## START Record extracts

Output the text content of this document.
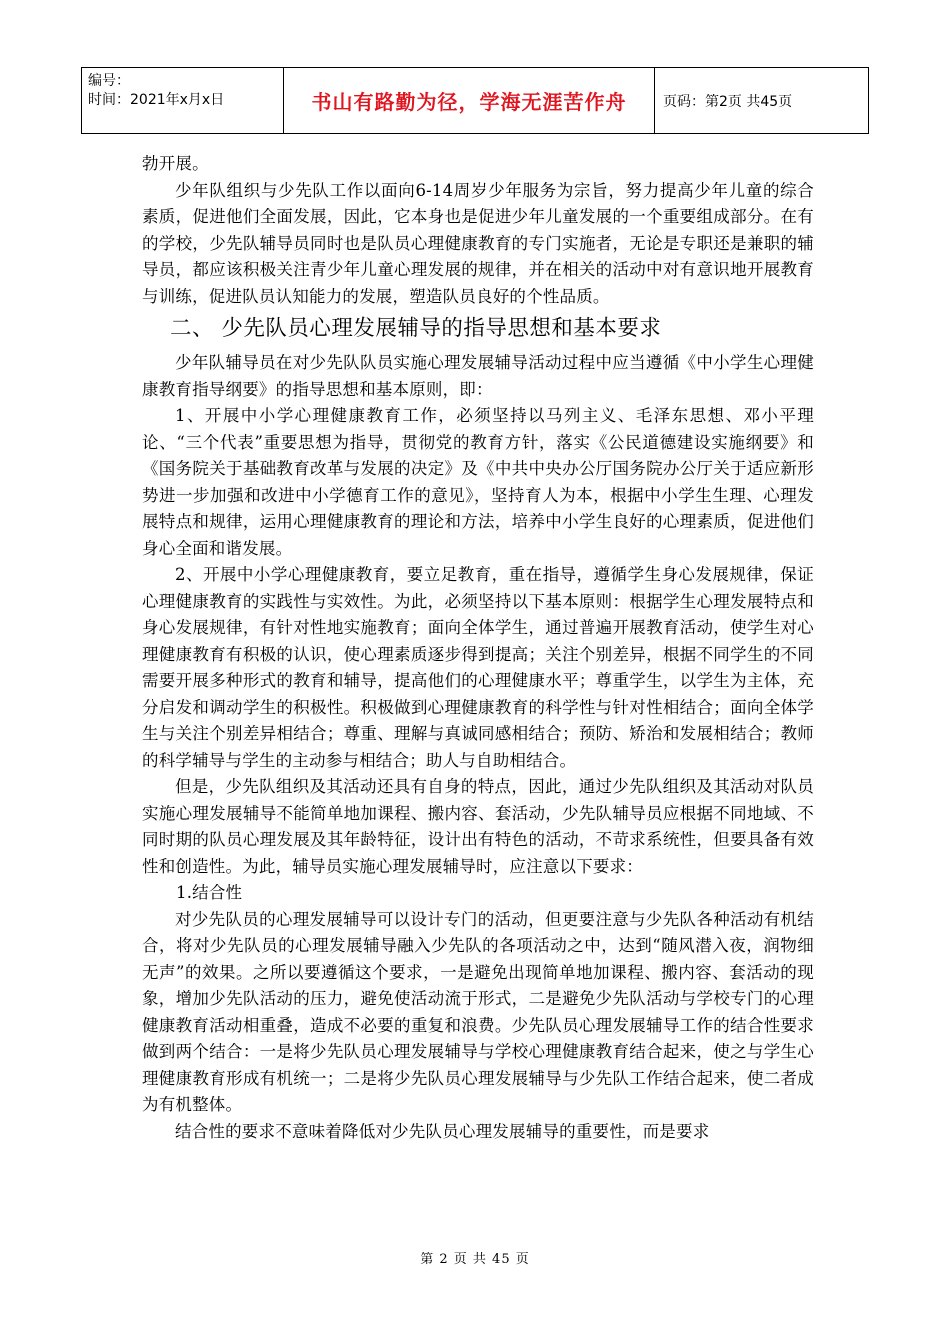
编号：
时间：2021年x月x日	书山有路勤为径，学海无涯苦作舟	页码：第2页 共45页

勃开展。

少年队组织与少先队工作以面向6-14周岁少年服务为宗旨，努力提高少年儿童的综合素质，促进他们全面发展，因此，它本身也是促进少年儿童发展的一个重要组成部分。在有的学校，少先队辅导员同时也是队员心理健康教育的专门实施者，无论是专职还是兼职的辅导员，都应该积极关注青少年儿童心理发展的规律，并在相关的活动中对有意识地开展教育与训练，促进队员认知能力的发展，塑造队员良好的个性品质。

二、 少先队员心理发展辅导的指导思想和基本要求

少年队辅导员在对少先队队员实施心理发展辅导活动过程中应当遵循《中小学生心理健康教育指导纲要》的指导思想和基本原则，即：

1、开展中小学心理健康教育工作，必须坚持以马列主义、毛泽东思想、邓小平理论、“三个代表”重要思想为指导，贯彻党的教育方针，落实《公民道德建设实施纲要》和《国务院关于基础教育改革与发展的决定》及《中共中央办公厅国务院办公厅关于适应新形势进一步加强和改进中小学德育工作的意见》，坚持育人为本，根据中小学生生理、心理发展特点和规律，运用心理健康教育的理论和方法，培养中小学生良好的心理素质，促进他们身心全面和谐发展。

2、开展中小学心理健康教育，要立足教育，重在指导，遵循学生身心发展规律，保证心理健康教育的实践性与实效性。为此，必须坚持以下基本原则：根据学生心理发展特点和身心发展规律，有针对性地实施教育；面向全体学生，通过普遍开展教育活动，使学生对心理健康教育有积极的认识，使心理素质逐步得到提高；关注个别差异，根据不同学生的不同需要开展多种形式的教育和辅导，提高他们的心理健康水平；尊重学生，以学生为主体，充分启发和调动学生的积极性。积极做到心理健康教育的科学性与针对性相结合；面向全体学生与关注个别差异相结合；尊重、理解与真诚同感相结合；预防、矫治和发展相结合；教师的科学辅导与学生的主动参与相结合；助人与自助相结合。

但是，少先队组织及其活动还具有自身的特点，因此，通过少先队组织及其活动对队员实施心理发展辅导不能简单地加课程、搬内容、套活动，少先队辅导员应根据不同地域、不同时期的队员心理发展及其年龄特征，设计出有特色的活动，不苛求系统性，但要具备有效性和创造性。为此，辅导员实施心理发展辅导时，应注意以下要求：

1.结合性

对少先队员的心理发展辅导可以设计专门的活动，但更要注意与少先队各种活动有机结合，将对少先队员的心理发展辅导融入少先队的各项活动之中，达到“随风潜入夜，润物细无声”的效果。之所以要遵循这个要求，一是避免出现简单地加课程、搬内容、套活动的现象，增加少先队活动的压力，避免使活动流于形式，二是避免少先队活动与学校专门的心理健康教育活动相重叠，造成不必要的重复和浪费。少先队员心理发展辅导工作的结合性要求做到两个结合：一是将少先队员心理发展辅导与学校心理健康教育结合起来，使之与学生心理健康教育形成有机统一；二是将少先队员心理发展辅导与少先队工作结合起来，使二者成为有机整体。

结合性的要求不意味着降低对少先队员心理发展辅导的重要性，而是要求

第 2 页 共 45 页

## END Record extracts
## START Record extracts

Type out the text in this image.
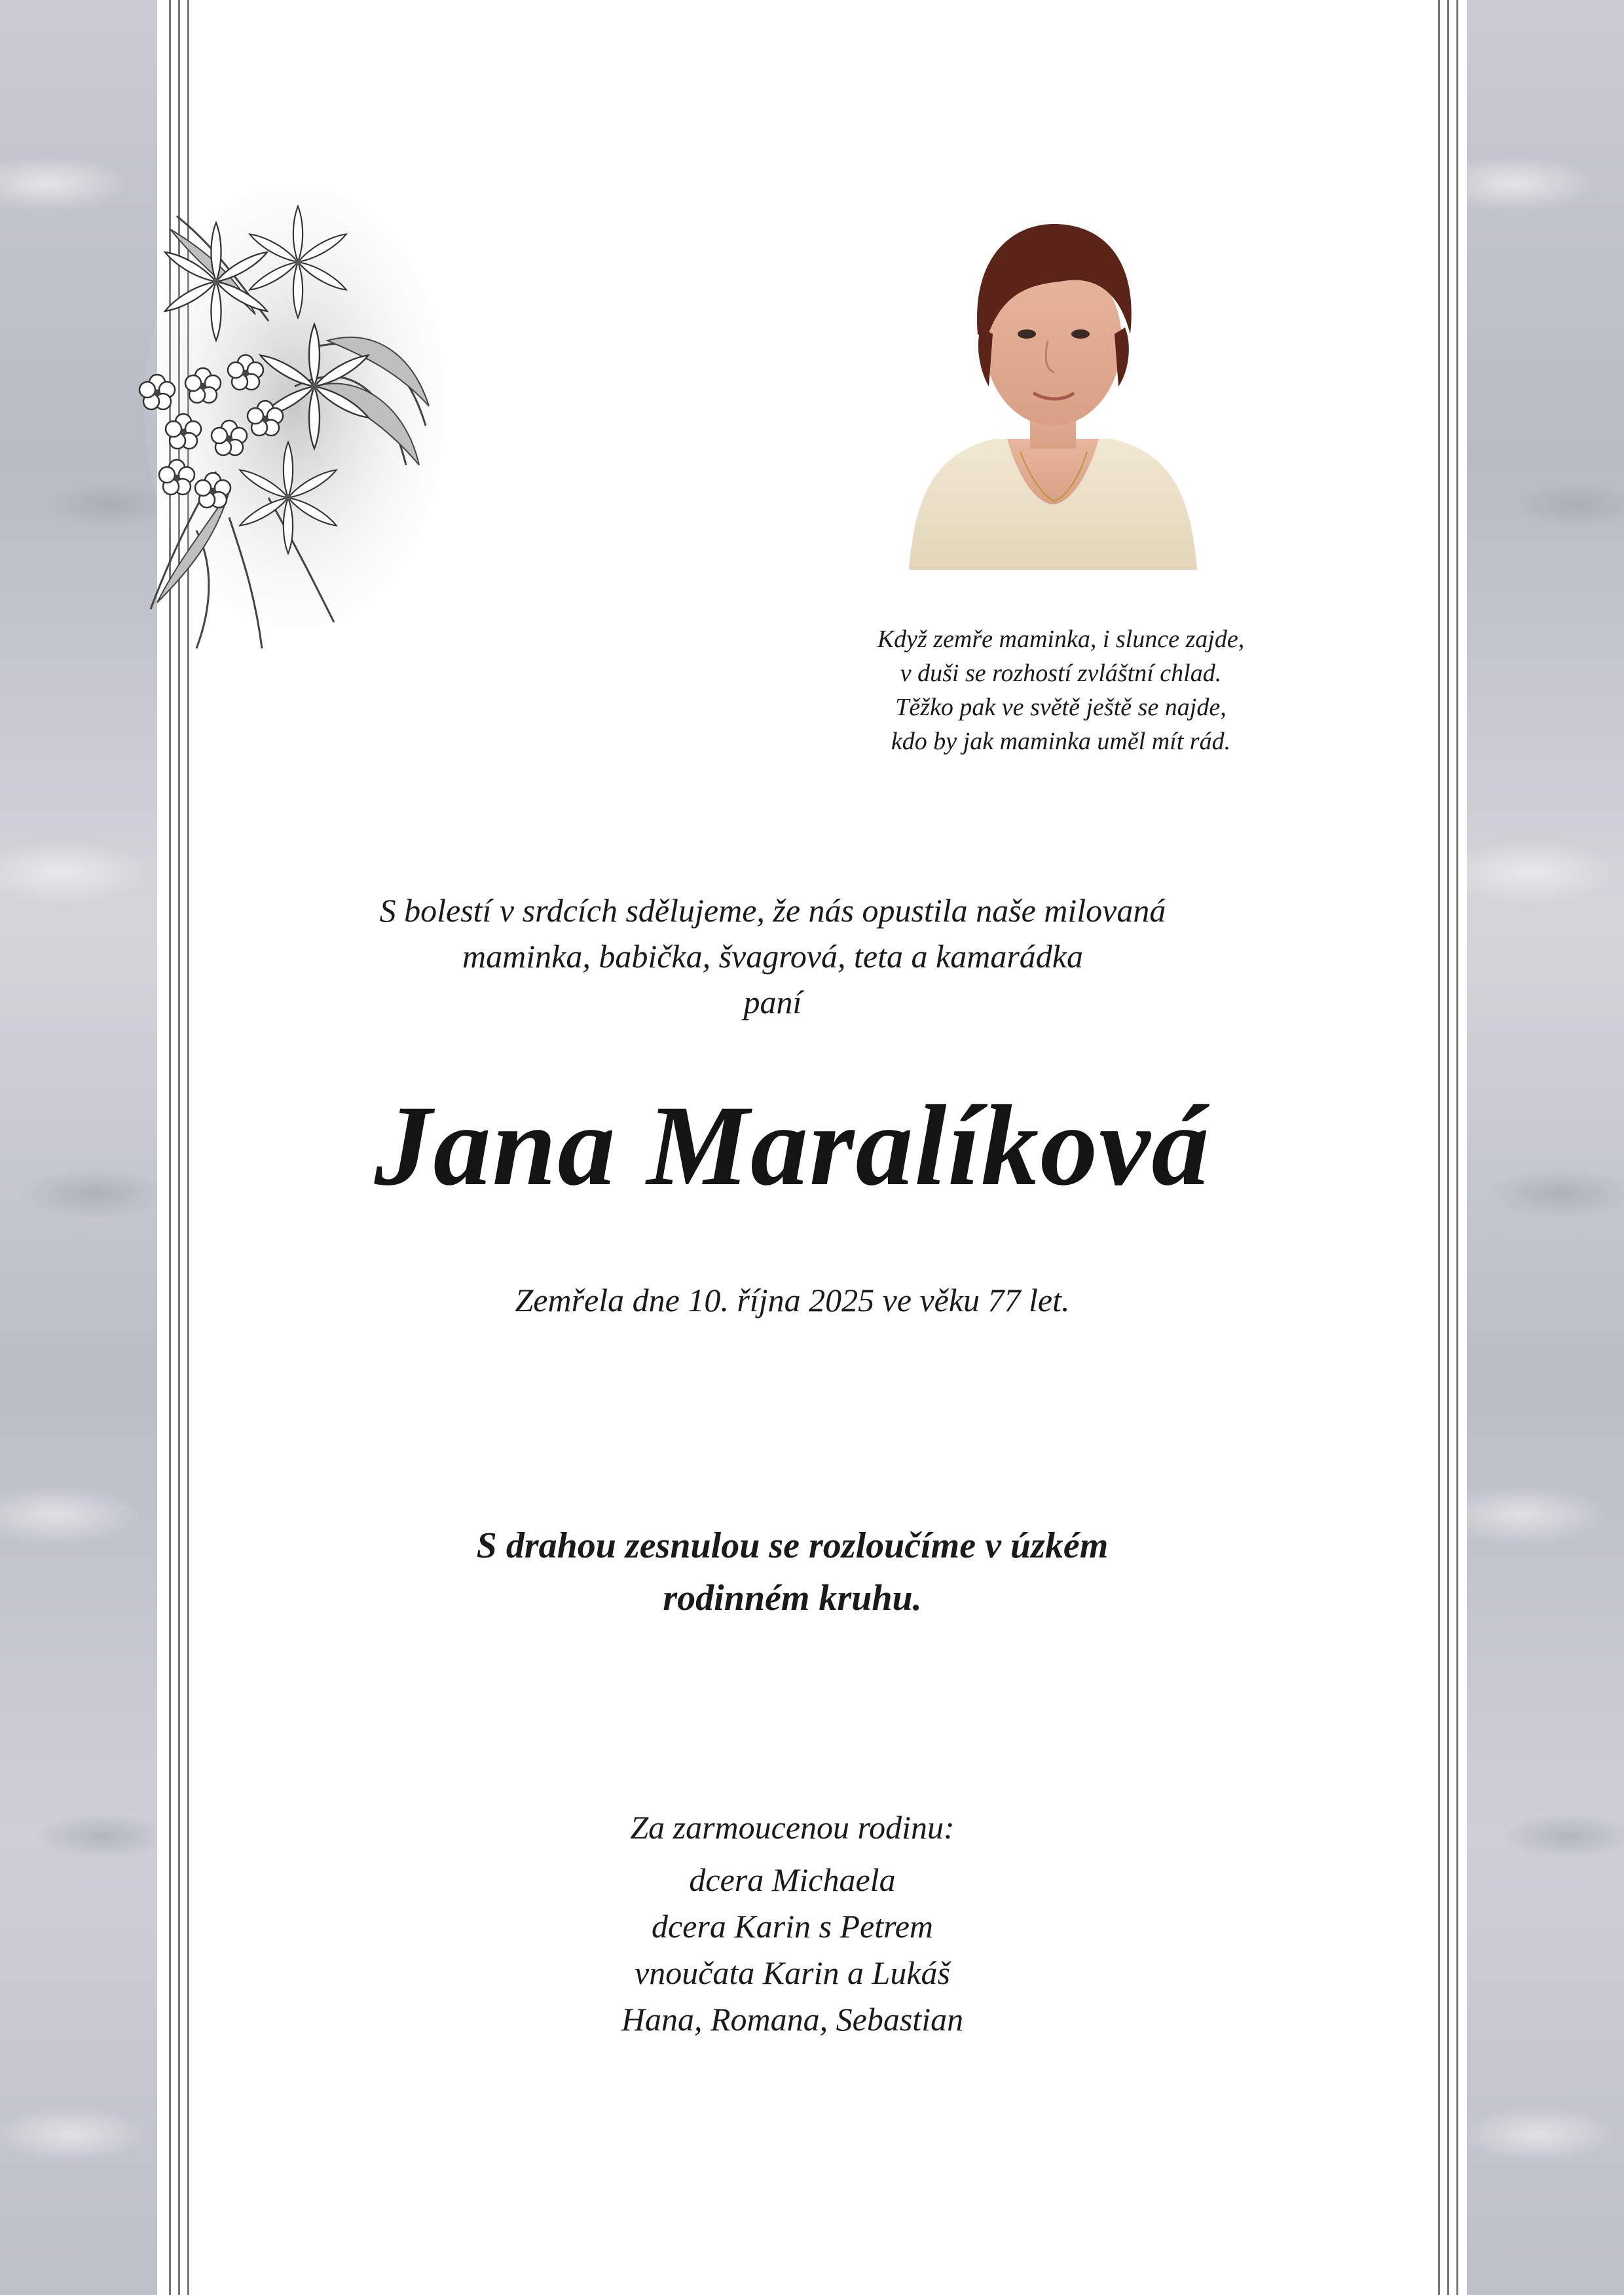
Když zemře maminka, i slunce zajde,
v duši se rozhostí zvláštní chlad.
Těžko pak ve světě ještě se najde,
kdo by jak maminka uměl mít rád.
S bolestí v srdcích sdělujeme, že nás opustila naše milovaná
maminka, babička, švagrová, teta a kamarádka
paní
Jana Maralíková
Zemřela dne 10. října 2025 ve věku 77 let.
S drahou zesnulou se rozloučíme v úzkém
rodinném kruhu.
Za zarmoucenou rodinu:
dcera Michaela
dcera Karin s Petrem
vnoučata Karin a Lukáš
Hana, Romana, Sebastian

## END Record extracts

Work instructions:
Which lines contain "maminka"? Copy each of them out.

Problem solution:
Když zemře maminka, i slunce zajde,
kdo by jak maminka uměl mít rád.
maminka, babička, švagrová, teta a kamarádka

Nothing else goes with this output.